- Listed records:
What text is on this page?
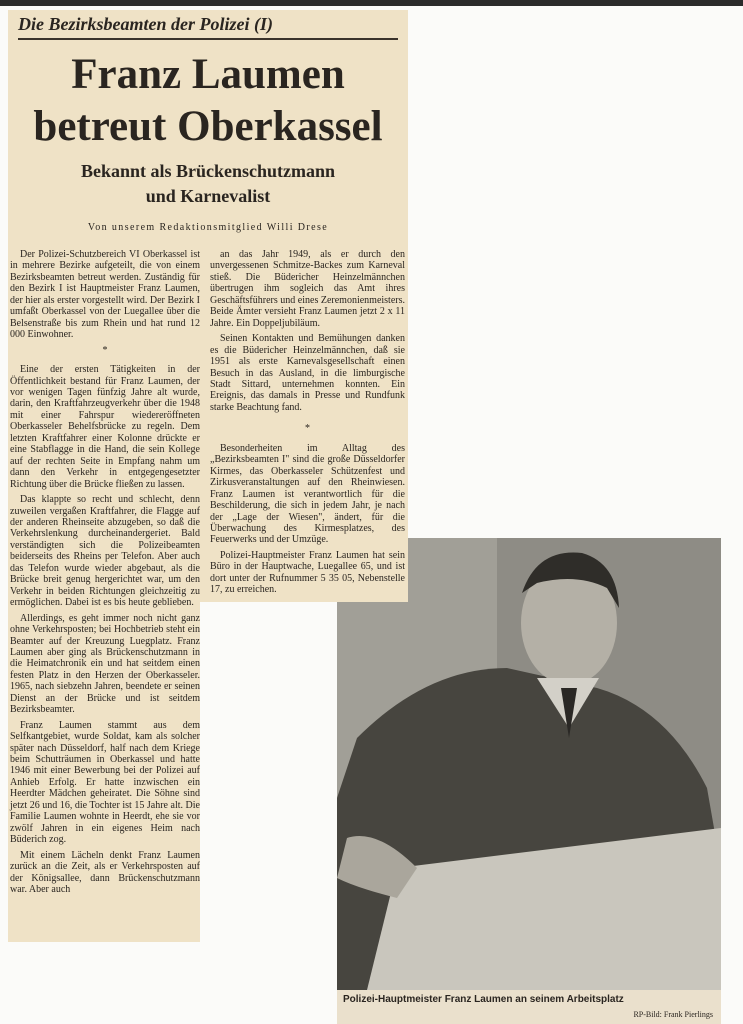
Die Bezirksbeamten der Polizei (I)
Franz Laumen
betreut Oberkassel
Bekannt als Brückenschutzmann
und Karnevalist
Von unserem Redaktionsmitglied Willi Drese

Der Polizei-Schutzbereich VI Oberkassel ist in mehrere Bezirke aufgeteilt, die von einem Bezirksbeamten betreut werden. Zuständig für den Bezirk I ist Hauptmeister Franz Laumen, der hier als erster vorgestellt wird. Der Bezirk I umfaßt Oberkassel von der Luegallee über die Belsenstraße bis zum Rhein und hat rund 12 000 Einwohner.

*

Eine der ersten Tätigkeiten in der Öffentlichkeit bestand für Franz Laumen, der vor wenigen Tagen fünfzig Jahre alt wurde, darin, den Kraftfahrzeugverkehr über die 1948 mit einer Fahrspur wiedereröffneten Oberkasseler Behelfsbrücke zu regeln. Dem letzten Kraftfahrer einer Kolonne drückte er eine Stabflagge in die Hand, die sein Kollege auf der rechten Seite in Empfang nahm um dann den Verkehr in entgegengesetzter Richtung über die Brücke fließen zu lassen.

Das klappte so recht und schlecht, denn zuweilen vergaßen Kraftfahrer, die Flagge auf der anderen Rheinseite abzugeben, so daß die Verkehrslenkung durcheinandergeriet. Bald verständigten sich die Polizeibeamten beiderseits des Rheins per Telefon. Aber auch das Telefon wurde wieder abgebaut, als die Brücke breit genug hergerichtet war, um den Verkehr in beiden Richtungen gleichzeitig zu ermöglichen. Dabei ist es bis heute geblieben.

Allerdings, es geht immer noch nicht ganz ohne Verkehrsposten; bei Hochbetrieb steht ein Beamter auf der Kreuzung Luegplatz. Franz Laumen aber ging als Brückenschutzmann in die Heimatchronik ein und hat seitdem einen festen Platz in den Herzen der Oberkasseler. 1965, nach siebzehn Jahren, beendete er seinen Dienst an der Brücke und ist seitdem Bezirksbeamter.

Franz Laumen stammt aus dem Selfkantgebiet, wurde Soldat, kam als solcher später nach Düsseldorf, half nach dem Kriege beim Schutträumen in Oberkassel und hatte 1946 mit einer Bewerbung bei der Polizei auf Anhieb Erfolg. Er hatte inzwischen ein Heerdter Mädchen geheiratet. Die Söhne sind jetzt 26 und 16, die Tochter ist 15 Jahre alt. Die Familie Laumen wohnte in Heerdt, ehe sie vor zwölf Jahren in ein eigenes Heim nach Büderich zog.

Mit einem Lächeln denkt Franz Laumen zurück an die Zeit, als er Verkehrsposten auf der Königsallee, dann Brückenschutzmann war. Aber auch

an das Jahr 1949, als er durch den unvergessenen Schmitze-Backes zum Karneval stieß. Die Büdericher Heinzelmännchen übertrugen ihm sogleich das Amt ihres Geschäftsführers und eines Zeremonienmeisters. Beide Ämter versieht Franz Laumen jetzt 2 x 11 Jahre. Ein Doppeljubiläum.

Seinen Kontakten und Bemühungen danken es die Büdericher Heinzelmännchen, daß sie 1951 als erste Karnevalsgesellschaft einen Besuch in das Ausland, in die limburgische Stadt Sittard, unternehmen konnten. Ein Ereignis, das damals in Presse und Rundfunk starke Beachtung fand.

*

Besonderheiten im Alltag des „Bezirksbeamten I" sind die große Düsseldorfer Kirmes, das Oberkasseler Schützenfest und Zirkusveranstaltungen auf den Rheinwiesen. Franz Laumen ist verantwortlich für die Beschilderung, die sich in jedem Jahr, je nach der „Lage der Wiesen", ändert, für die Überwachung des Kirmesplatzes, des Feuerwerks und der Umzüge.

Polizei-Hauptmeister Franz Laumen hat sein Büro in der Hauptwache, Luegallee 65, und ist dort unter der Rufnummer 5 35 05, Nebenstelle 17, zu erreichen.

Polizei-Hauptmeister Franz Laumen an seinem Arbeitsplatz
RP-Bild: Frank Pierlings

- Task directions:
Your reply should be one number: how many lines in the records contain "betreut".

- Answer to this problem:
2